• _Given exercise_:
Gather all lines in the entries that include the word "area".

(Data entries)
◆ ◆ ◆ ◆

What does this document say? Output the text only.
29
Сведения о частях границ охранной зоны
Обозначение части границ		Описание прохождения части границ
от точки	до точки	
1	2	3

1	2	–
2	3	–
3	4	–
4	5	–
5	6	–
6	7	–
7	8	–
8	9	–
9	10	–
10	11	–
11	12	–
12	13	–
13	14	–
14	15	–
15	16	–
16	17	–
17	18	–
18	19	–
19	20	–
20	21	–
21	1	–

◆ ◆ ◆ ◆

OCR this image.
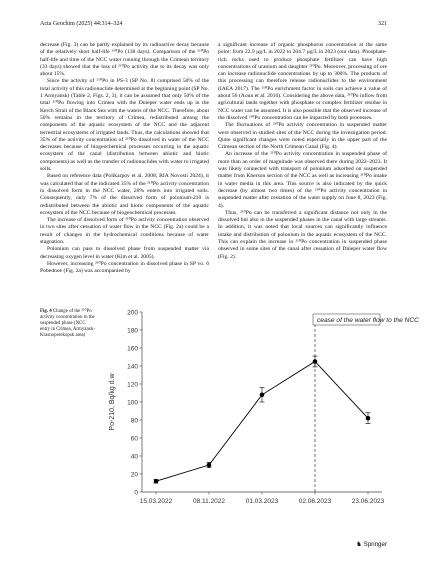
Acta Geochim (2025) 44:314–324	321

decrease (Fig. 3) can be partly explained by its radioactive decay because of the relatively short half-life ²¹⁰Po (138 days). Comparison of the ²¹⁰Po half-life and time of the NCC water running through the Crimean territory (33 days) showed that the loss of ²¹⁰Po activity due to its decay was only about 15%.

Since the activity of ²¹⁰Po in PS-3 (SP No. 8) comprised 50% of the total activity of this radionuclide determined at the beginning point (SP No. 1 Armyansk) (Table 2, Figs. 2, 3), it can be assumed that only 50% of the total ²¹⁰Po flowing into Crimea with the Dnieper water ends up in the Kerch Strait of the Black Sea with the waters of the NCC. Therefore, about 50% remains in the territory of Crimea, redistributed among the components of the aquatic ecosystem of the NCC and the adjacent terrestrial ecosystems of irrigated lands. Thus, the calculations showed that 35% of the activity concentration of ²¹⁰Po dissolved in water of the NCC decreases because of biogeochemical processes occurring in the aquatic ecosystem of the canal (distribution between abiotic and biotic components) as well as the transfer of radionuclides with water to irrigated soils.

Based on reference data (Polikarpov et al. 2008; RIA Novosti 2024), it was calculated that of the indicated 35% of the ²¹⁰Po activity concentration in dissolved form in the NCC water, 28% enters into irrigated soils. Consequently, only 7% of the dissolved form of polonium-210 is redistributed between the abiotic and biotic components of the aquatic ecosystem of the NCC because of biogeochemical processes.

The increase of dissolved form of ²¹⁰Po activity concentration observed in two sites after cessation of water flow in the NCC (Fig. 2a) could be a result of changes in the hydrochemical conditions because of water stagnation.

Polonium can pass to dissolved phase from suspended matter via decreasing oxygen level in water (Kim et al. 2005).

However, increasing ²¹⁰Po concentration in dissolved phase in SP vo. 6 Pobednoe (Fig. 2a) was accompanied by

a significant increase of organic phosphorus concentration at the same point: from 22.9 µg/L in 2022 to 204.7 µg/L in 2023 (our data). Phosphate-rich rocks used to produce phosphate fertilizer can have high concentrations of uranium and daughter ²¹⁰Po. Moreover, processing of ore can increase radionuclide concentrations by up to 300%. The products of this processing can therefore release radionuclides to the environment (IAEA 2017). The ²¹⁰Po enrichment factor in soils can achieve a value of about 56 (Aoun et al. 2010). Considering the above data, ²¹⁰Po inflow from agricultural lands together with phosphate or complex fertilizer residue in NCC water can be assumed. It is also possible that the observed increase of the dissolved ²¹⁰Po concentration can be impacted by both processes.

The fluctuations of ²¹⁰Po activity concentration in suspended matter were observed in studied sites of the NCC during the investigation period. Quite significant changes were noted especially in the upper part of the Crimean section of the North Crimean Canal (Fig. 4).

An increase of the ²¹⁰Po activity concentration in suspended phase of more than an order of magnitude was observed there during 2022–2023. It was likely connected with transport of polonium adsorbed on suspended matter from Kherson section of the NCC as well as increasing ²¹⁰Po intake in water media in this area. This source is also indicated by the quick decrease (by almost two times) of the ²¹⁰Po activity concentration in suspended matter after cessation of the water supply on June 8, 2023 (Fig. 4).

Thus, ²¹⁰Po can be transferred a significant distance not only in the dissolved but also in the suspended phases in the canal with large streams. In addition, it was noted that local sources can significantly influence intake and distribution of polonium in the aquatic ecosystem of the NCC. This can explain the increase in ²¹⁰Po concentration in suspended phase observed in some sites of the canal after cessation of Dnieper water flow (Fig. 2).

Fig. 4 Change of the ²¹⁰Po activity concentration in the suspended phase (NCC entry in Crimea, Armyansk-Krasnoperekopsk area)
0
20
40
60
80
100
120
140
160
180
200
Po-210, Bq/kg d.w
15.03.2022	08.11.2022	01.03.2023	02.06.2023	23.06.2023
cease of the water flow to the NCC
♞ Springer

◆ ◆ ◆ ◆

• _Right answer_:
An increase of the ²¹⁰Po activity concentration in suspended phase of more than an order of magnitude was observed there during 2022–2023. It was likely connected with transport of polonium adsorbed on suspended matter from Kherson section of the NCC as well as increasing ²¹⁰Po intake in water media in this area. This source is also indicated by the quick decrease (by almost two times) of the ²¹⁰Po activity concentration in suspended matter after cessation of the water supply on June 8, 2023 (Fig. 4).
Fig. 4 Change of the ²¹⁰Po activity concentration in the suspended phase (NCC entry in Crimea, Armyansk-Krasnoperekopsk area)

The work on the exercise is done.